» **TEXT SHOWN**:
— start —

Ladytron isn't doing anything terribly complex on their latest album Witching Hour: angelic female vocals over electronica beats. On paper, it's nothing that hasn't been done before. But aesthetically, it is pure bliss. They have come a long way from their 2002 indie club hit "Seventeen." Not that there was anything wrong with that song (I am probably the only 21-year-old who adores it, with the line, "They only want you when you're 17/When you're 21 you're no fun"), but let's just say Ladytron has evolved very nicely.

Witching Hour is a mature, sultry, retro-but-futuristic album, not without a few club hits to please the kiddies. "Destroy Everything You Touch" (already in the top 10 of every indie club playlist) is catchy and danceable, but seductive and brooding, like a hushed anger brewing beneath the surface. In fact, this description could probably characterize the entire first half of Witching Hour, which is rather appropriately titled. In "International Dateline," vocalist Helen Marnie takes us on a journey that she seems reluctant to take herself. "Woke up in the evening/To the sound of the screaming" sets a gorgeously eerie tone for an album's third track, which is typically supposed to be the most upbeat. This leads right into the moody "Soft Power," which contains the album's namesake. Mira Aroyo lends backing spoken word to Marnie's ethereal vocals as they sing the almost sadistic words, "We're not sleeping at the wheel/The wheel is turning the machine that kills for us." "CMYK" serves as an 80's-esque instrumental interlude, while "Sugar" acts as the national anthem for casual dating: "If I give you sugar/Will you give me/Something elusive and temporary?" The album's most unique track "Fighting In Built Up Areas" features Aroyo speaking in a foreign language over a steady, persistent drumbeat. Marnie lends her celestial vocals to add texture, and of course eeriness, bringing depth and profundity to the album overall. "Weekend", with the lines "Friday is the fever/And Monday the destroyer/You are a permanent feature/Perpetual weekend," could be placed in the "club hit" category until it moves beyond this label with its strikingly otherworldly closing. The surprise highlight of the album is "Beauty*2," an alluring ballad featuring Marnie with a twinge of agony in her voice that is only hinted at in "International Dateline." The listener can sense her laments over a rendezvous gone sour in the repetitious overlays as she sings the lyrics, "Hey can I go with you/When the rendezvous is over/It's over."

— end —

» **EXTRACTED ENTRIES**:
— start —

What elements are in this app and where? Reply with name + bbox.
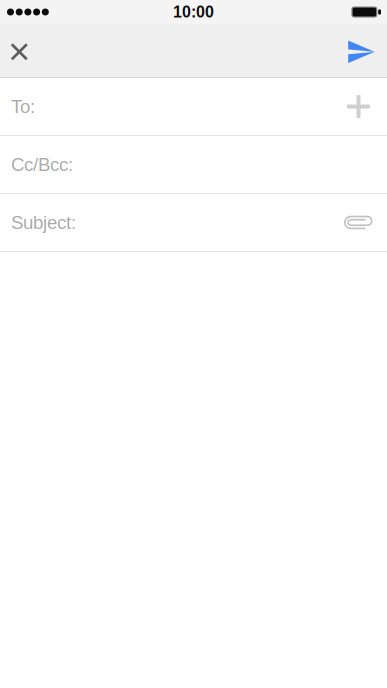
staticText: To: — [11, 96, 35, 117]
button[interactable]: Send — [332, 24, 387, 77]
staticText: Cc/Bcc: — [11, 154, 73, 175]
staticText: 10:00 — [173, 3, 214, 21]
button[interactable]: Close — [0, 24, 44, 77]
button[interactable]: Attach file — [330, 194, 387, 251]
button[interactable]: Cc/Bcc: — [0, 136, 387, 193]
button[interactable]: To: — [0, 78, 330, 135]
button[interactable]: Add recipient — [330, 78, 387, 135]
button[interactable]: Subject: — [0, 194, 330, 251]
staticText: Subject: — [11, 212, 76, 233]
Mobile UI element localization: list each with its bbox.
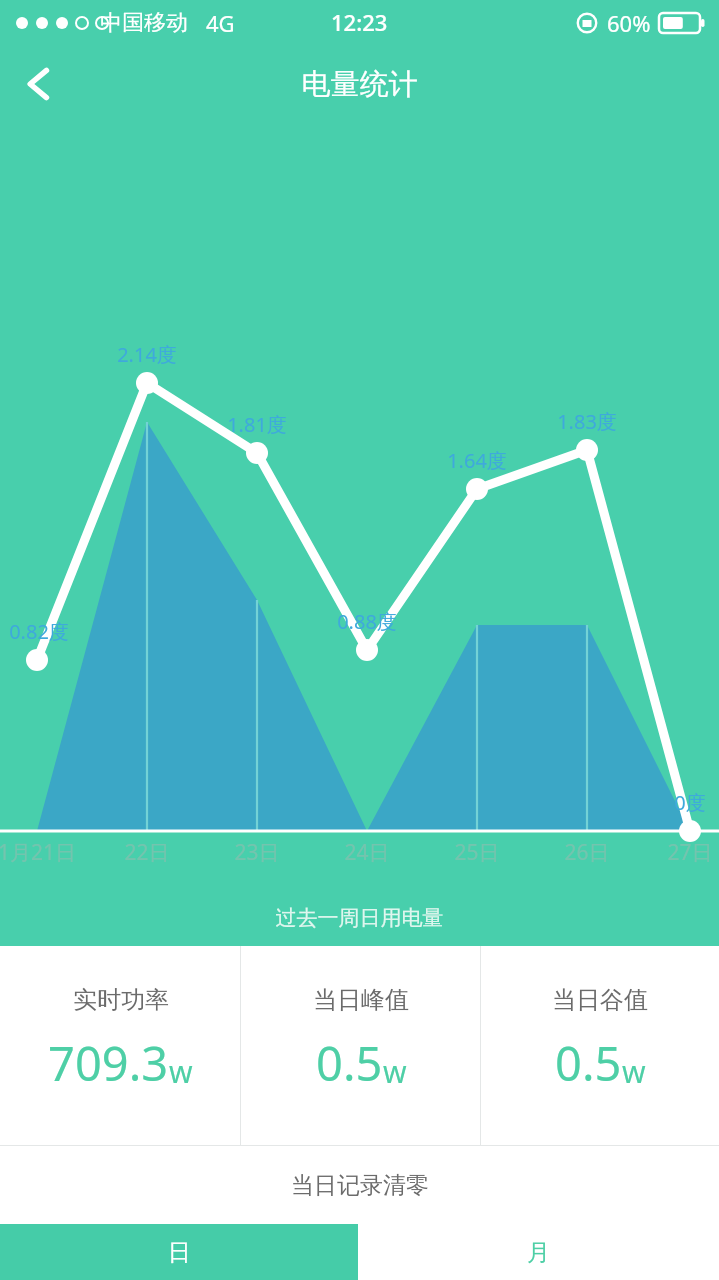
- staticText: 实时功率: [73, 985, 169, 1015]
- staticText: 24日: [317, 838, 417, 867]
- staticText: 23日: [207, 838, 307, 867]
- staticText: 月: [527, 1238, 550, 1267]
- staticText: 709.3: [48, 1031, 169, 1095]
- button[interactable]: Back: [8, 53, 70, 115]
- staticText: 日: [168, 1238, 191, 1267]
- staticText: 25日: [427, 838, 527, 867]
- staticText: 电量统计: [0, 66, 719, 103]
- button[interactable]: 日: [0, 1224, 358, 1280]
- button[interactable]: 当日记录清零: [0, 1146, 719, 1224]
- staticText: 22日: [97, 838, 197, 867]
- staticText: 60%: [607, 8, 651, 38]
- staticText: 1.81度: [212, 411, 302, 438]
- staticText: 2.14度: [102, 341, 192, 368]
- staticText: 中国移动: [100, 9, 188, 37]
- staticText: 1.64度: [432, 447, 522, 474]
- staticText: 0.5: [316, 1031, 383, 1095]
- button[interactable]: 当日谷值: [481, 946, 719, 1145]
- staticText: 26日: [537, 838, 637, 867]
- button[interactable]: 当日峰值: [241, 946, 480, 1145]
- button[interactable]: 实时功率: [0, 946, 240, 1145]
- staticText: 当日峰值: [313, 985, 409, 1015]
- staticText: 0度: [645, 789, 719, 816]
- staticText: 1月21日: [0, 838, 87, 867]
- staticText: 4G: [206, 8, 235, 38]
- staticText: 0.88度: [322, 608, 412, 635]
- staticText: w: [622, 1051, 646, 1092]
- staticText: 1.83度: [542, 408, 632, 435]
- staticText: 过去一周日用电量: [0, 905, 719, 931]
- staticText: 0.82度: [0, 618, 84, 645]
- staticText: 0.5: [555, 1031, 622, 1095]
- staticText: 12:23: [331, 7, 388, 37]
- staticText: w: [169, 1051, 193, 1092]
- staticText: 当日谷值: [552, 985, 648, 1015]
- staticText: 27日: [640, 838, 719, 867]
- button[interactable]: 月: [358, 1224, 719, 1280]
- staticText: w: [383, 1051, 407, 1092]
- staticText: 当日记录清零: [291, 1171, 429, 1200]
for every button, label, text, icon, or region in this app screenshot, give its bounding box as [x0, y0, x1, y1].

— end —

» **OBJECTIVES**:
1. Answer these from the album review:
(a) Which Ladytron song was a 2002 indie club hit?
(b) Who provides backing spoken word on "Soft Power"?
(c) Which track does the reviewer call the album's surprise highlight?
2. Return each line of the rows that contains the string "bbox".
The album review and the rows have separate, unrelated origins.

» **SOLUTIONS TO THE PROBLEMS**:
1.
(a) "Seventeen"
(b) Mira Aroyo
(c) "Beauty*2"

2.
What elements are in this app and where? Reply with name + bbox.
Mobile UI element localization: list each with its bbox.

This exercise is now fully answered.